Unfortunately we cannot say the same for the DZ09. Despite the low price, we’re not sure why anyone would benefit from owning this device.
From a hardware perspective, the DZ09 isn’t all that bad. Yes, the design is a poor copy of Samsung’s Galaxy Gear 2 but the metallic chassis that holds the screen is decent looking.
The plastic that houses the SIM card, micro SD card and battery feels cheap, but the TPU (thermoplastic polyurethane) strap is comfortable on the wrist, even though it’s not made from the highest of manufacturing standards.
The DZ09 only supports 2G or GSM networks, so you can make phone calls with it, but data downloads are slow.
It’s all just downhill from here though.
While the 1.54-inch display sports the standard 240 x 240 resolution, the screen quality in terms of brightness is poor. The touch response is also lacking, but we suspect that’s partly due to the aging MediaTek MTK6260A processor and 128MB of RAM.
If you do shop for a smartphone, we recommend avoiding products with the MTK6260. Go for the more recent and improved MTK2520-powered smartwatches instead.
The DZ09 also comes with Bluetooth 3.0 rather than the more advanced Bluetooth 4.0 radio, and the software didn’t allow us to connect to a smartphone and a headset simultaneously.
In fact, multitasking is severely limited, since you cannot activate the pedometer and the sedentary sensor at the same time and just leave them running in the background. The sleep sensor also needs to be activated separately from other apps.
And since it doesn’t run an open operating system, there is no way to download new apps to the device. You’re pretty much stuck with the three watch faces and 20 or so built-in apps, some of which require it to be paired up with a smartphone, while others requires a SIM card to be inserted.
Putting in the micro SIM card and micro SD card is a matter of removing the screws from back of the chassis and taking out the battery. Below you’ll see the slots for both cards.
There is only one home button below the screen, which acts as the power button and menu button. Swiping up twice on the home screen calls up a shortcut screen, which is completely redundant and confusing.
The 2G call quality is bad, with the voice breaking up every now and then, due to either the weak radio signal or a bad Bluetooth connection to the headset, or both.
Using the speaker was no better since the sound is really soft, as it’s positioned against the wrist, muffling all the sound that comes out.
The screen remains dark until you press the home button, which isn’t ideal if you’re using it as a watch – but this is to be expected among most Chinese-branded ‘smartwatches’ today. Even an expensive model like the W9 didn’t address this limitation due to battery life issues.

Given data:

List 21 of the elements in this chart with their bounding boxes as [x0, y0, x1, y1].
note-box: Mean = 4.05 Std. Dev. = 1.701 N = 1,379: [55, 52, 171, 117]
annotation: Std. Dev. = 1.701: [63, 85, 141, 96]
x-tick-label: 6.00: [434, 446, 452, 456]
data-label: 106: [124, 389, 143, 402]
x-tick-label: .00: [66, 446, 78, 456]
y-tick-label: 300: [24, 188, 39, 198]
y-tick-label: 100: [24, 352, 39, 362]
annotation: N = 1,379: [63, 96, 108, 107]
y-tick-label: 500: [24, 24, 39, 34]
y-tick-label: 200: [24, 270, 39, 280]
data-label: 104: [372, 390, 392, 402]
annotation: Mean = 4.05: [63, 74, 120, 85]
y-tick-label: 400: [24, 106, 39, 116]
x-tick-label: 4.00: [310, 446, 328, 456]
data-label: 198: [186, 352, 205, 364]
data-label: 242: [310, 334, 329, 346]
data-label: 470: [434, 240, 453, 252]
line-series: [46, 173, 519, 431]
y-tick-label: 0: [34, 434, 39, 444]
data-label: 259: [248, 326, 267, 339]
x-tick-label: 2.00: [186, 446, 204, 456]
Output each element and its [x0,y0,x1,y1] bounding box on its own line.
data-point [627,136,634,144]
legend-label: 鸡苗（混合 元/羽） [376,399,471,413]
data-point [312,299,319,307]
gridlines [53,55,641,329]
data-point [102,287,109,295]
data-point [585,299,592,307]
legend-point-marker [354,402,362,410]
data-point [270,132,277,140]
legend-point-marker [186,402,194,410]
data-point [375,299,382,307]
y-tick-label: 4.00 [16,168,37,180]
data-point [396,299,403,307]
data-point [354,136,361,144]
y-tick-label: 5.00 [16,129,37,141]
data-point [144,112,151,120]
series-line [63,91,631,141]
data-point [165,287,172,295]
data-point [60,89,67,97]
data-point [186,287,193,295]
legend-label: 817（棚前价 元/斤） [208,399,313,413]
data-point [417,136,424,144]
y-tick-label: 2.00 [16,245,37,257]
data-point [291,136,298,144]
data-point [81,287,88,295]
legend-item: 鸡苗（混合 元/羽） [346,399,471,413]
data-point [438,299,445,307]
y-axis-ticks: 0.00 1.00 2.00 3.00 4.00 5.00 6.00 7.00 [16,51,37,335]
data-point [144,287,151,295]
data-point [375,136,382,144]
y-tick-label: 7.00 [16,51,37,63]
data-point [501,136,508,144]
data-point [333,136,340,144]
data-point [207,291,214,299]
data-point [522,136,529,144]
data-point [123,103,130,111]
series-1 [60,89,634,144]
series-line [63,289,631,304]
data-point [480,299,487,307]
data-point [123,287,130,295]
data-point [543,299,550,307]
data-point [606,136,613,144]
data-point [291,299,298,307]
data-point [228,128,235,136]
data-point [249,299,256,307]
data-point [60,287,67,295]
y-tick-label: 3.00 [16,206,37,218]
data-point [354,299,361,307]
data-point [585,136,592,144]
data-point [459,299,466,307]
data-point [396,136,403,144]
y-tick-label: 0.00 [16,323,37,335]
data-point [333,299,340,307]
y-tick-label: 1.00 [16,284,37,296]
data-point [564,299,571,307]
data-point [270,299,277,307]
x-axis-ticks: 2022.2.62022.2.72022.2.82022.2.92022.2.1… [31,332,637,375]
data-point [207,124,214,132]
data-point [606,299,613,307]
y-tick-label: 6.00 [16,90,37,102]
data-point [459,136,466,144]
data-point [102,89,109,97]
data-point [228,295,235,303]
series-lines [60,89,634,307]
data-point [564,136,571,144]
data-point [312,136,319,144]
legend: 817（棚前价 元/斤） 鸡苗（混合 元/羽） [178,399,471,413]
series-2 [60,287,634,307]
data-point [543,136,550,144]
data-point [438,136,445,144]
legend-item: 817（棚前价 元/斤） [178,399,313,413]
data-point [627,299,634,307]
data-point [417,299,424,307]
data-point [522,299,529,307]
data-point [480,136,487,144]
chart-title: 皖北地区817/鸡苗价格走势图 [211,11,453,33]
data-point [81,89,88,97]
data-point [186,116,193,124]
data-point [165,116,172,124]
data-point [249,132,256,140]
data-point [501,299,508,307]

Problems and tasks:
[a] Print the stretch of the DZ09 review from "Putting in the" through "that comes out.".
[b] According to the DZ09 review, which processor does the DZ09 use?
Rely on the DZ09 review alone.

Solutions to the problems:
[a]
Putting in the micro SIM card and micro SD card is a matter of removing the screws from back of the chassis and taking out the battery. Below you’ll see the slots for both cards.
There is only one home button below the screen, which acts as the power button and menu button. Swiping up twice on the home screen calls up a shortcut screen, which is completely redundant and confusing.
The 2G call quality is bad, with the voice breaking up every now and then, due to either the weak radio signal or a bad Bluetooth connection to the headset, or both.
Using the speaker was no better since the sound is really soft, as it’s positioned against the wrist, muffling all the sound that comes out.

[b] The MediaTek MTK6260A.